>> begin Supplied data

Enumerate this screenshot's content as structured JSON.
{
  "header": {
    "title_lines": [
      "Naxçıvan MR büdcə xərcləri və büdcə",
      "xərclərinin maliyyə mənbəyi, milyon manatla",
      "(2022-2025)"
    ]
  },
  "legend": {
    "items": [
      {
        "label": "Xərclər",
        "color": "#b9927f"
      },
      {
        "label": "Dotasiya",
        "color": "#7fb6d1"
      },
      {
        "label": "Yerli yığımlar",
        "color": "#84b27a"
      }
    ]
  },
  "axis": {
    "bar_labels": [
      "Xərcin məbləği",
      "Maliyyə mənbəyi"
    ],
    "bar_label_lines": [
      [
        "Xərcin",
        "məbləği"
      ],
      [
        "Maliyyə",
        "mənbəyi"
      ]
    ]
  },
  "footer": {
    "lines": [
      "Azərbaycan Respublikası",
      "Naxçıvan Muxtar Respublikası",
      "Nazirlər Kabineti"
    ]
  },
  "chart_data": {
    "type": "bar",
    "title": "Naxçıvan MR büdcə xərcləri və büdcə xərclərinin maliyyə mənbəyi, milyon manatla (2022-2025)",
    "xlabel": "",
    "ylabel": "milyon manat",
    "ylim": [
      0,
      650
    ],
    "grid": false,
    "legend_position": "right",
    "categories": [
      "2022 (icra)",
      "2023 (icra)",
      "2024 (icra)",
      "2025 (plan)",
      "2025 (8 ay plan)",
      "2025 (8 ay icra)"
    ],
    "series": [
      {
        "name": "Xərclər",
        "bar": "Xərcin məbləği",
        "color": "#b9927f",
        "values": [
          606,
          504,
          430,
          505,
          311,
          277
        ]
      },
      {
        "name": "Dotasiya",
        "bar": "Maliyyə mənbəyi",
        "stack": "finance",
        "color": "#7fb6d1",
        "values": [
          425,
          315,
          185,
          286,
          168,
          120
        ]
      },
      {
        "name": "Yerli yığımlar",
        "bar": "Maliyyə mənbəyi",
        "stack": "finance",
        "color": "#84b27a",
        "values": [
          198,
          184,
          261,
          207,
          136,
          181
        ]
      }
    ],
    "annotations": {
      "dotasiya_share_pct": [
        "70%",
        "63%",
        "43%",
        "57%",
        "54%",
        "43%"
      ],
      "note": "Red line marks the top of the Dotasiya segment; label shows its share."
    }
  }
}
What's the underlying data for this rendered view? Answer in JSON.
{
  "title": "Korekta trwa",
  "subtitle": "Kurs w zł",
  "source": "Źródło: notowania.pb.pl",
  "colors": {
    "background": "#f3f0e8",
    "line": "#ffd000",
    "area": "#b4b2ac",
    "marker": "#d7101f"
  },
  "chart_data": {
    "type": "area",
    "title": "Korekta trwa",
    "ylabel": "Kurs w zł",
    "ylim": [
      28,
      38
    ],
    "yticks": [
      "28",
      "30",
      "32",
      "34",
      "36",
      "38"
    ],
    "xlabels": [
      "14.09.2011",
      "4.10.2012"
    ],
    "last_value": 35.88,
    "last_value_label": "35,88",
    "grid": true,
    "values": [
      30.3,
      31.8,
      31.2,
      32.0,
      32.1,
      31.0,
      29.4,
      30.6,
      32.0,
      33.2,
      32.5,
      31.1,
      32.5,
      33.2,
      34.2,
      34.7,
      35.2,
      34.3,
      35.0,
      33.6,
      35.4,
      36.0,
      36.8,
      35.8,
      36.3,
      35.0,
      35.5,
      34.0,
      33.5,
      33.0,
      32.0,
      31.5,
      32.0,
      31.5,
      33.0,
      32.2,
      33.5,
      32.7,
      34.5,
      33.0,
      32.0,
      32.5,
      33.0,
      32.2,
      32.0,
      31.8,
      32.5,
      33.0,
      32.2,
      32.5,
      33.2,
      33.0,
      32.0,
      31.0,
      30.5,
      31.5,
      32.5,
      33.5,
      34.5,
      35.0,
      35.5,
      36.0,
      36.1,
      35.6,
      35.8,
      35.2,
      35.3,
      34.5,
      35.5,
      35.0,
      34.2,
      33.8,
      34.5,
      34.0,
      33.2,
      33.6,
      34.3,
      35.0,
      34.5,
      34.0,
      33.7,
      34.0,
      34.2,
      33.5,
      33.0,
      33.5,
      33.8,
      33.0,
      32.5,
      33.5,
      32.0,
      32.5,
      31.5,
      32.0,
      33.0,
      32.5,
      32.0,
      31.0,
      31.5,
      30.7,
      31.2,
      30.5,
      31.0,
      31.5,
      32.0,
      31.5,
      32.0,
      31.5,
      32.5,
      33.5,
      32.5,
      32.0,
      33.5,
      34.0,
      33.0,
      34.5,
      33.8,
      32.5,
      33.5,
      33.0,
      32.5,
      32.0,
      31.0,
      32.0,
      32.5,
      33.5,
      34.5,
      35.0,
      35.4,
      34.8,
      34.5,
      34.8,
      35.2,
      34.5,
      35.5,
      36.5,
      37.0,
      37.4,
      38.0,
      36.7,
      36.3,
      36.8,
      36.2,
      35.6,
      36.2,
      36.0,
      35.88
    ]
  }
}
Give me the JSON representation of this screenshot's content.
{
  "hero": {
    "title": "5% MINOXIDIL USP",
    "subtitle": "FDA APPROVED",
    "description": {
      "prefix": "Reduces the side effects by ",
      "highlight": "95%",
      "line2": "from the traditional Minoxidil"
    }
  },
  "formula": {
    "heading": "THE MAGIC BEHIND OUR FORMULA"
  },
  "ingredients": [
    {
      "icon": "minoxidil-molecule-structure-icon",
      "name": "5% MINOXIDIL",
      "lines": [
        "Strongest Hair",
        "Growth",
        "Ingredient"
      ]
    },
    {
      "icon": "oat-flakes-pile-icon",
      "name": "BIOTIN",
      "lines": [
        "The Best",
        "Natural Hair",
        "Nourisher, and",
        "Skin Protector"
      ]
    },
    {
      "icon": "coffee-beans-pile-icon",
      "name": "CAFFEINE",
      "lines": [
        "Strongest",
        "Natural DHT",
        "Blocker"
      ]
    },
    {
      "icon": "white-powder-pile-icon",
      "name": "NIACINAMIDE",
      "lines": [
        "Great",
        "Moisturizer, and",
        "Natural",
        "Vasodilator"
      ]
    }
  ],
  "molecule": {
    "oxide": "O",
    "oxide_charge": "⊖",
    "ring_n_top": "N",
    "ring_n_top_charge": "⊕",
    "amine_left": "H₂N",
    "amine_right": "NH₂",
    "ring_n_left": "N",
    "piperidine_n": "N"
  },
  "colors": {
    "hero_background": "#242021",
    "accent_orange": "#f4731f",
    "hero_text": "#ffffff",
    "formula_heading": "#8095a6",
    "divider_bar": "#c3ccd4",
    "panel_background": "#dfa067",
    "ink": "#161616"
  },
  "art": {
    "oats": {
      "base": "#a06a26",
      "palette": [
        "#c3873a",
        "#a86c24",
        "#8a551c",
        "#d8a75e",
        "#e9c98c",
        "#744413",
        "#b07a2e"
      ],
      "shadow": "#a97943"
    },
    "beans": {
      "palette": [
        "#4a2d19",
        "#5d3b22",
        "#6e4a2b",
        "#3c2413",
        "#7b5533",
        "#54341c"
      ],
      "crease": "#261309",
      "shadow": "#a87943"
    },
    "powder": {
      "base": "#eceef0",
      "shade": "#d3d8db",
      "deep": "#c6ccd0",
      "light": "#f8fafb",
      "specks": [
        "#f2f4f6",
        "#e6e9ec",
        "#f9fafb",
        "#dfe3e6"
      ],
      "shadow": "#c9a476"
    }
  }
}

>> end Supplied data

• Exercise details:
Write out each line of the data above again, exactly as given.

• Response to the exercise:
Enumerate this screenshot's content as structured JSON.
{
  "header": {
    "title_lines": [
      "Naxçıvan MR büdcə xərcləri və büdcə",
      "xərclərinin maliyyə mənbəyi, milyon manatla",
      "(2022-2025)"
    ]
  },
  "legend": {
    "items": [
      {
        "label": "Xərclər",
        "color": "#b9927f"
      },
      {
        "label": "Dotasiya",
        "color": "#7fb6d1"
      },
      {
        "label": "Yerli yığımlar",
        "color": "#84b27a"
      }
    ]
  },
  "axis": {
    "bar_labels": [
      "Xərcin məbləği",
      "Maliyyə mənbəyi"
    ],
    "bar_label_lines": [
      [
        "Xərcin",
        "məbləği"
      ],
      [
        "Maliyyə",
        "mənbəyi"
      ]
    ]
  },
  "footer": {
    "lines": [
      "Azərbaycan Respublikası",
      "Naxçıvan Muxtar Respublikası",
      "Nazirlər Kabineti"
    ]
  },
  "chart_data": {
    "type": "bar",
    "title": "Naxçıvan MR büdcə xərcləri və büdcə xərclərinin maliyyə mənbəyi, milyon manatla (2022-2025)",
    "xlabel": "",
    "ylabel": "milyon manat",
    "ylim": [
      0,
      650
    ],
    "grid": false,
    "legend_position": "right",
    "categories": [
      "2022 (icra)",
      "2023 (icra)",
      "2024 (icra)",
      "2025 (plan)",
      "2025 (8 ay plan)",
      "2025 (8 ay icra)"
    ],
    "series": [
      {
        "name": "Xərclər",
        "bar": "Xərcin məbləği",
        "color": "#b9927f",
        "values": [
          606,
          504,
          430,
          505,
          311,
          277
        ]
      },
      {
        "name": "Dotasiya",
        "bar": "Maliyyə mənbəyi",
        "stack": "finance",
        "color": "#7fb6d1",
        "values": [
          425,
          315,
          185,
          286,
          168,
          120
        ]
      },
      {
        "name": "Yerli yığımlar",
        "bar": "Maliyyə mənbəyi",
        "stack": "finance",
        "color": "#84b27a",
        "values": [
          198,
          184,
          261,
          207,
          136,
          181
        ]
      }
    ],
    "annotations": {
      "dotasiya_share_pct": [
        "70%",
        "63%",
        "43%",
        "57%",
        "54%",
        "43%"
      ],
      "note": "Red line marks the top of the Dotasiya segment; label shows its share."
    }
  }
}
What's the underlying data for this rendered view? Answer in JSON.
{
  "title": "Korekta trwa",
  "subtitle": "Kurs w zł",
  "source": "Źródło: notowania.pb.pl",
  "colors": {
    "background": "#f3f0e8",
    "line": "#ffd000",
    "area": "#b4b2ac",
    "marker": "#d7101f"
  },
  "chart_data": {
    "type": "area",
    "title": "Korekta trwa",
    "ylabel": "Kurs w zł",
    "ylim": [
      28,
      38
    ],
    "yticks": [
      "28",
      "30",
      "32",
      "34",
      "36",
      "38"
    ],
    "xlabels": [
      "14.09.2011",
      "4.10.2012"
    ],
    "last_value": 35.88,
    "last_value_label": "35,88",
    "grid": true,
    "values": [
      30.3,
      31.8,
      31.2,
      32.0,
      32.1,
      31.0,
      29.4,
      30.6,
      32.0,
      33.2,
      32.5,
      31.1,
      32.5,
      33.2,
      34.2,
      34.7,
      35.2,
      34.3,
      35.0,
      33.6,
      35.4,
      36.0,
      36.8,
      35.8,
      36.3,
      35.0,
      35.5,
      34.0,
      33.5,
      33.0,
      32.0,
      31.5,
      32.0,
      31.5,
      33.0,
      32.2,
      33.5,
      32.7,
      34.5,
      33.0,
      32.0,
      32.5,
      33.0,
      32.2,
      32.0,
      31.8,
      32.5,
      33.0,
      32.2,
      32.5,
      33.2,
      33.0,
      32.0,
      31.0,
      30.5,
      31.5,
      32.5,
      33.5,
      34.5,
      35.0,
      35.5,
      36.0,
      36.1,
      35.6,
      35.8,
      35.2,
      35.3,
      34.5,
      35.5,
      35.0,
      34.2,
      33.8,
      34.5,
      34.0,
      33.2,
      33.6,
      34.3,
      35.0,
      34.5,
      34.0,
      33.7,
      34.0,
      34.2,
      33.5,
      33.0,
      33.5,
      33.8,
      33.0,
      32.5,
      33.5,
      32.0,
      32.5,
      31.5,
      32.0,
      33.0,
      32.5,
      32.0,
      31.0,
      31.5,
      30.7,
      31.2,
      30.5,
      31.0,
      31.5,
      32.0,
      31.5,
      32.0,
      31.5,
      32.5,
      33.5,
      32.5,
      32.0,
      33.5,
      34.0,
      33.0,
      34.5,
      33.8,
      32.5,
      33.5,
      33.0,
      32.5,
      32.0,
      31.0,
      32.0,
      32.5,
      33.5,
      34.5,
      35.0,
      35.4,
      34.8,
      34.5,
      34.8,
      35.2,
      34.5,
      35.5,
      36.5,
      37.0,
      37.4,
      38.0,
      36.7,
      36.3,
      36.8,
      36.2,
      35.6,
      36.2,
      36.0,
      35.88
    ]
  }
}
Give me the JSON representation of this screenshot's content.
{
  "hero": {
    "title": "5% MINOXIDIL USP",
    "subtitle": "FDA APPROVED",
    "description": {
      "prefix": "Reduces the side effects by ",
      "highlight": "95%",
      "line2": "from the traditional Minoxidil"
    }
  },
  "formula": {
    "heading": "THE MAGIC BEHIND OUR FORMULA"
  },
  "ingredients": [
    {
      "icon": "minoxidil-molecule-structure-icon",
      "name": "5% MINOXIDIL",
      "lines": [
        "Strongest Hair",
        "Growth",
        "Ingredient"
      ]
    },
    {
      "icon": "oat-flakes-pile-icon",
      "name": "BIOTIN",
      "lines": [
        "The Best",
        "Natural Hair",
        "Nourisher, and",
        "Skin Protector"
      ]
    },
    {
      "icon": "coffee-beans-pile-icon",
      "name": "CAFFEINE",
      "lines": [
        "Strongest",
        "Natural DHT",
        "Blocker"
      ]
    },
    {
      "icon": "white-powder-pile-icon",
      "name": "NIACINAMIDE",
      "lines": [
        "Great",
        "Moisturizer, and",
        "Natural",
        "Vasodilator"
      ]
    }
  ],
  "molecule": {
    "oxide": "O",
    "oxide_charge": "⊖",
    "ring_n_top": "N",
    "ring_n_top_charge": "⊕",
    "amine_left": "H₂N",
    "amine_right": "NH₂",
    "ring_n_left": "N",
    "piperidine_n": "N"
  },
  "colors": {
    "hero_background": "#242021",
    "accent_orange": "#f4731f",
    "hero_text": "#ffffff",
    "formula_heading": "#8095a6",
    "divider_bar": "#c3ccd4",
    "panel_background": "#dfa067",
    "ink": "#161616"
  },
  "art": {
    "oats": {
      "base": "#a06a26",
      "palette": [
        "#c3873a",
        "#a86c24",
        "#8a551c",
        "#d8a75e",
        "#e9c98c",
        "#744413",
        "#b07a2e"
      ],
      "shadow": "#a97943"
    },
    "beans": {
      "palette": [
        "#4a2d19",
        "#5d3b22",
        "#6e4a2b",
        "#3c2413",
        "#7b5533",
        "#54341c"
      ],
      "crease": "#261309",
      "shadow": "#a87943"
    },
    "powder": {
      "base": "#eceef0",
      "shade": "#d3d8db",
      "deep": "#c6ccd0",
      "light": "#f8fafb",
      "specks": [
        "#f2f4f6",
        "#e6e9ec",
        "#f9fafb",
        "#dfe3e6"
      ],
      "shadow": "#c9a476"
    }
  }
}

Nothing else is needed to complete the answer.